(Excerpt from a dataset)

## BEGIN

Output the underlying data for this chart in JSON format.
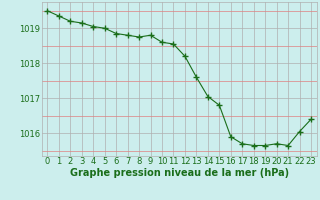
{
  "x": [
    0,
    1,
    2,
    3,
    4,
    5,
    6,
    7,
    8,
    9,
    10,
    11,
    12,
    13,
    14,
    15,
    16,
    17,
    18,
    19,
    20,
    21,
    22,
    23
  ],
  "y": [
    1019.5,
    1019.35,
    1019.2,
    1019.15,
    1019.05,
    1019.0,
    1018.85,
    1018.8,
    1018.75,
    1018.8,
    1018.6,
    1018.55,
    1018.2,
    1017.6,
    1017.05,
    1016.8,
    1015.9,
    1015.7,
    1015.65,
    1015.65,
    1015.7,
    1015.65,
    1016.05,
    1016.4
  ],
  "line_color": "#1a6e1a",
  "marker": "+",
  "marker_size": 4.0,
  "bg_color": "#cceeed",
  "major_grid_color": "#b0b0b0",
  "minor_grid_color": "#e08080",
  "label_color": "#1a6e1a",
  "xlabel": "Graphe pression niveau de la mer (hPa)",
  "yticks": [
    1016,
    1017,
    1018,
    1019
  ],
  "xticks": [
    0,
    1,
    2,
    3,
    4,
    5,
    6,
    7,
    8,
    9,
    10,
    11,
    12,
    13,
    14,
    15,
    16,
    17,
    18,
    19,
    20,
    21,
    22,
    23
  ],
  "ylim": [
    1015.35,
    1019.75
  ],
  "xlim": [
    -0.5,
    23.5
  ],
  "tick_fontsize": 6.0,
  "xlabel_fontsize": 7.0
}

## END

**WHAT THE EXERCISE ASKS**
Reproduce the listing above exactly, excluding all pictures.

**EXPECTED OUTPUT**
Output the underlying data for this chart in JSON format.
{
  "x": [
    0,
    1,
    2,
    3,
    4,
    5,
    6,
    7,
    8,
    9,
    10,
    11,
    12,
    13,
    14,
    15,
    16,
    17,
    18,
    19,
    20,
    21,
    22,
    23
  ],
  "y": [
    1019.5,
    1019.35,
    1019.2,
    1019.15,
    1019.05,
    1019.0,
    1018.85,
    1018.8,
    1018.75,
    1018.8,
    1018.6,
    1018.55,
    1018.2,
    1017.6,
    1017.05,
    1016.8,
    1015.9,
    1015.7,
    1015.65,
    1015.65,
    1015.7,
    1015.65,
    1016.05,
    1016.4
  ],
  "line_color": "#1a6e1a",
  "marker": "+",
  "marker_size": 4.0,
  "bg_color": "#cceeed",
  "major_grid_color": "#b0b0b0",
  "minor_grid_color": "#e08080",
  "label_color": "#1a6e1a",
  "xlabel": "Graphe pression niveau de la mer (hPa)",
  "yticks": [
    1016,
    1017,
    1018,
    1019
  ],
  "xticks": [
    0,
    1,
    2,
    3,
    4,
    5,
    6,
    7,
    8,
    9,
    10,
    11,
    12,
    13,
    14,
    15,
    16,
    17,
    18,
    19,
    20,
    21,
    22,
    23
  ],
  "ylim": [
    1015.35,
    1019.75
  ],
  "xlim": [
    -0.5,
    23.5
  ],
  "tick_fontsize": 6.0,
  "xlabel_fontsize": 7.0
}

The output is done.